Data items:
## Start
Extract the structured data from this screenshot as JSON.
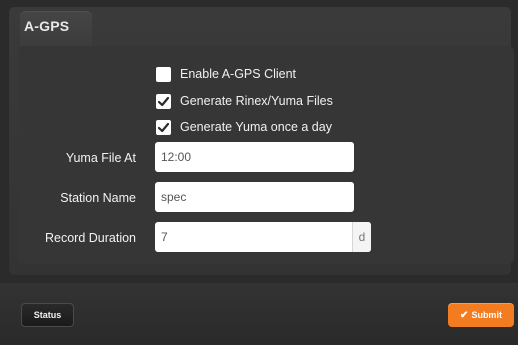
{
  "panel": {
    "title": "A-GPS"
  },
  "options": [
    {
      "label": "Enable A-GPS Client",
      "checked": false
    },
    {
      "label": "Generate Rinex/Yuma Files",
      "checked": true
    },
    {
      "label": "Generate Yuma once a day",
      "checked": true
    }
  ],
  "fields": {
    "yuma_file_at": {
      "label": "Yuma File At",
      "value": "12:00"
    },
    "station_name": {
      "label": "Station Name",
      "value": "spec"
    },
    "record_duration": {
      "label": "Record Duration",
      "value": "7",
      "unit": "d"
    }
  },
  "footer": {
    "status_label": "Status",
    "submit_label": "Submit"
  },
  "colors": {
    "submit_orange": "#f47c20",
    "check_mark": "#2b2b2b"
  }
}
## End
## Start
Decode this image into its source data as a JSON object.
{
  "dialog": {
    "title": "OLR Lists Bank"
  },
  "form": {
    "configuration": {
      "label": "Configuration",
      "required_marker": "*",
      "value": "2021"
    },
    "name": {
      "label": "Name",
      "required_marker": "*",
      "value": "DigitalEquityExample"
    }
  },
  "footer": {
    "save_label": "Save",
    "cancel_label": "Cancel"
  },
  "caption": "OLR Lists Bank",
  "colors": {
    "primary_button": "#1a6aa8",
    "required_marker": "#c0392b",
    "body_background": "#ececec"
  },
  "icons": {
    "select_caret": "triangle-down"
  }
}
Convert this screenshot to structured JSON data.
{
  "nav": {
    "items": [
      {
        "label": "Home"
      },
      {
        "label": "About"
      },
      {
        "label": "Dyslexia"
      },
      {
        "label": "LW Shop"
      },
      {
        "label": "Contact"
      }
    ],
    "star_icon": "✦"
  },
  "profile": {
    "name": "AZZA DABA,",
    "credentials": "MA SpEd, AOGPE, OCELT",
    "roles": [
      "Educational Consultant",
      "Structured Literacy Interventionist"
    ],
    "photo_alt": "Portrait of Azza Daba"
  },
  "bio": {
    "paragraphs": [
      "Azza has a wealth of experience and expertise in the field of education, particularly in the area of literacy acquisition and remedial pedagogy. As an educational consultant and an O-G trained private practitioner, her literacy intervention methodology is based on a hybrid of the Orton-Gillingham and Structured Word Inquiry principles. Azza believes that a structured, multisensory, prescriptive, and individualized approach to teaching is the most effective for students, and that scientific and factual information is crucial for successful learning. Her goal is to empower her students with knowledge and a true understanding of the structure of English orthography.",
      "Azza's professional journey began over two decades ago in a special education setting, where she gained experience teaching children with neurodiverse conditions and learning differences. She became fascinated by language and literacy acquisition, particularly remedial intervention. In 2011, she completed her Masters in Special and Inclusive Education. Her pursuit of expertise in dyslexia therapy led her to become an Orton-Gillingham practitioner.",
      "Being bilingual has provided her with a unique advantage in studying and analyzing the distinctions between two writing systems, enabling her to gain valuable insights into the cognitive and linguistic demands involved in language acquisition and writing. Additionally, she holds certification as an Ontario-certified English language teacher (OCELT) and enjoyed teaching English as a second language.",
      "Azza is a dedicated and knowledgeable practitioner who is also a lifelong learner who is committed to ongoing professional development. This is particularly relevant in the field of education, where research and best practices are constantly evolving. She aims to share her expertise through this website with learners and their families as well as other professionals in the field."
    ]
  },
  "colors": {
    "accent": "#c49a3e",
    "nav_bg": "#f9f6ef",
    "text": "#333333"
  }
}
## End
## Start
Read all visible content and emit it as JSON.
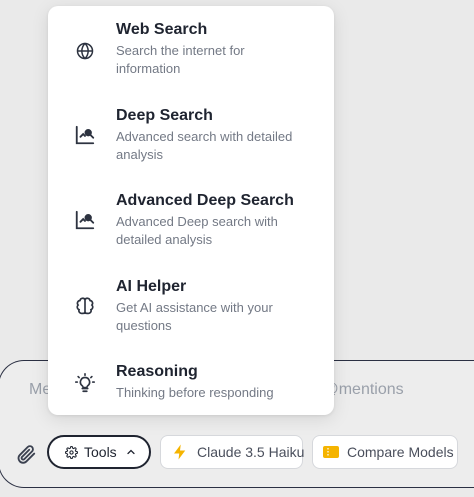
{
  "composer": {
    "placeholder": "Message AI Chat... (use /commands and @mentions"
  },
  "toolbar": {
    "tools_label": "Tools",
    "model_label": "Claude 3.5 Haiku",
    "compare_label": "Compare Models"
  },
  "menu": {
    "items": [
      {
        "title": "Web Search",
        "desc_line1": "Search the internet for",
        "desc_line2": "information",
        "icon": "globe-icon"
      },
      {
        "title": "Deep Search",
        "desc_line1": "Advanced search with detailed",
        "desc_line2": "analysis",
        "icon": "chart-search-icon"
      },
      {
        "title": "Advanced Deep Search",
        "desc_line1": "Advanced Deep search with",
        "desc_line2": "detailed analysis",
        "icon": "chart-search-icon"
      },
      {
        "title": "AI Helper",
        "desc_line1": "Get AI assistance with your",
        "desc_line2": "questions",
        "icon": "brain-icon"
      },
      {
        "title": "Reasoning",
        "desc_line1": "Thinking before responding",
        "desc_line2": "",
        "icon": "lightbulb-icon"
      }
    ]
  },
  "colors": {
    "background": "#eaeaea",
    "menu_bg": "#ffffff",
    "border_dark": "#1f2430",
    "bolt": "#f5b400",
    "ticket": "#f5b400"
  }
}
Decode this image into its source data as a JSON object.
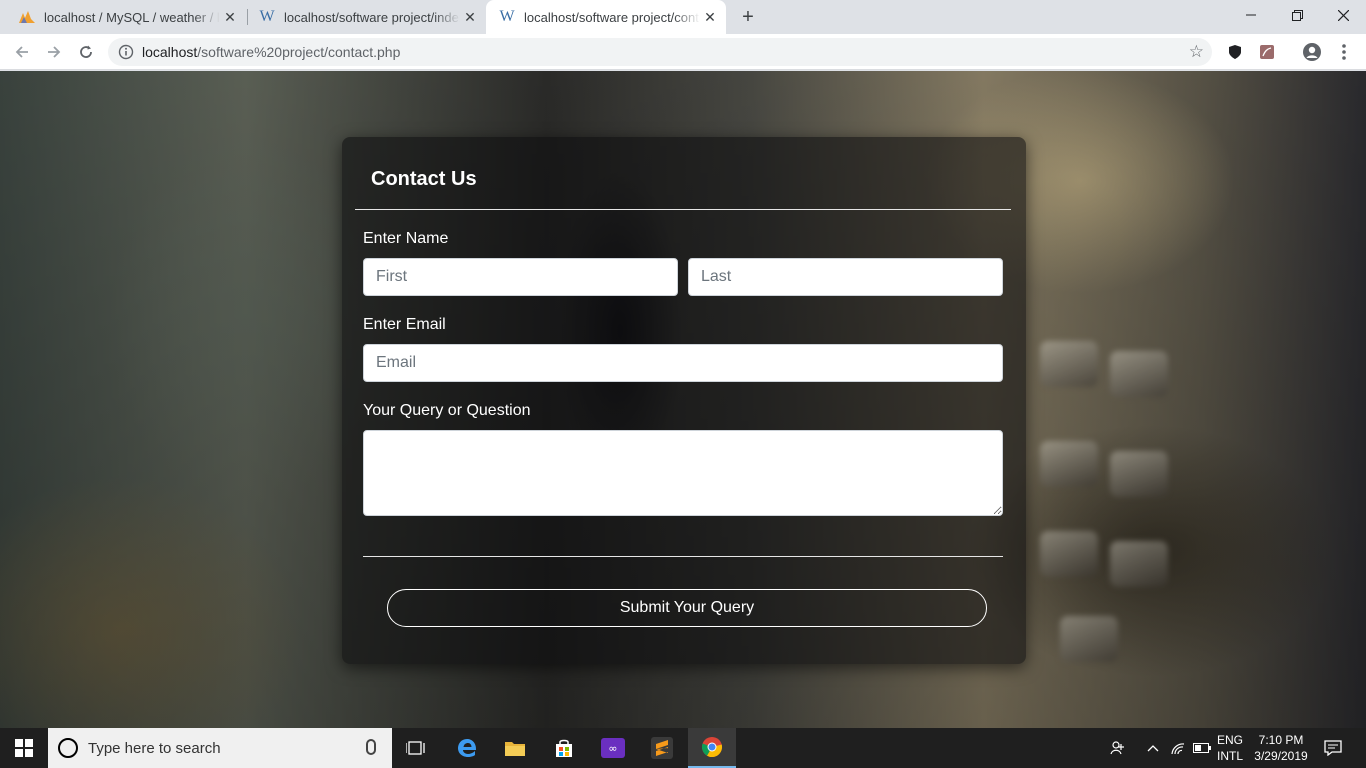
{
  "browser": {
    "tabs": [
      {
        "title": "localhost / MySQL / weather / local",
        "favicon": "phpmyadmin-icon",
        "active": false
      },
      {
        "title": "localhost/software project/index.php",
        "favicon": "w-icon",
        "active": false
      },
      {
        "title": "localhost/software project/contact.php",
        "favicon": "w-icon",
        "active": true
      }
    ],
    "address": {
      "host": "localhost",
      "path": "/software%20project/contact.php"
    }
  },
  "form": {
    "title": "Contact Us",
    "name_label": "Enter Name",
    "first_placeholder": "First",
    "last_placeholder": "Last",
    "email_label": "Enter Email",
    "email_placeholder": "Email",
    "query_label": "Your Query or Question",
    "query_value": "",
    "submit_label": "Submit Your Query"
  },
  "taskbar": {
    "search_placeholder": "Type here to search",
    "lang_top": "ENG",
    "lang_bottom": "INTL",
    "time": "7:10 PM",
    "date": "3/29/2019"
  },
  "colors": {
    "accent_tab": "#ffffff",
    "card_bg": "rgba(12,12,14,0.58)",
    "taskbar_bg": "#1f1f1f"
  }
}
## End
*Problem details*
Gather all lines with the string "Deep" from the data.

*Right answer*
        "title": "Deep Search",
        "title": "Advanced Deep Search",
        "desc_line1": "Advanced Deep search with",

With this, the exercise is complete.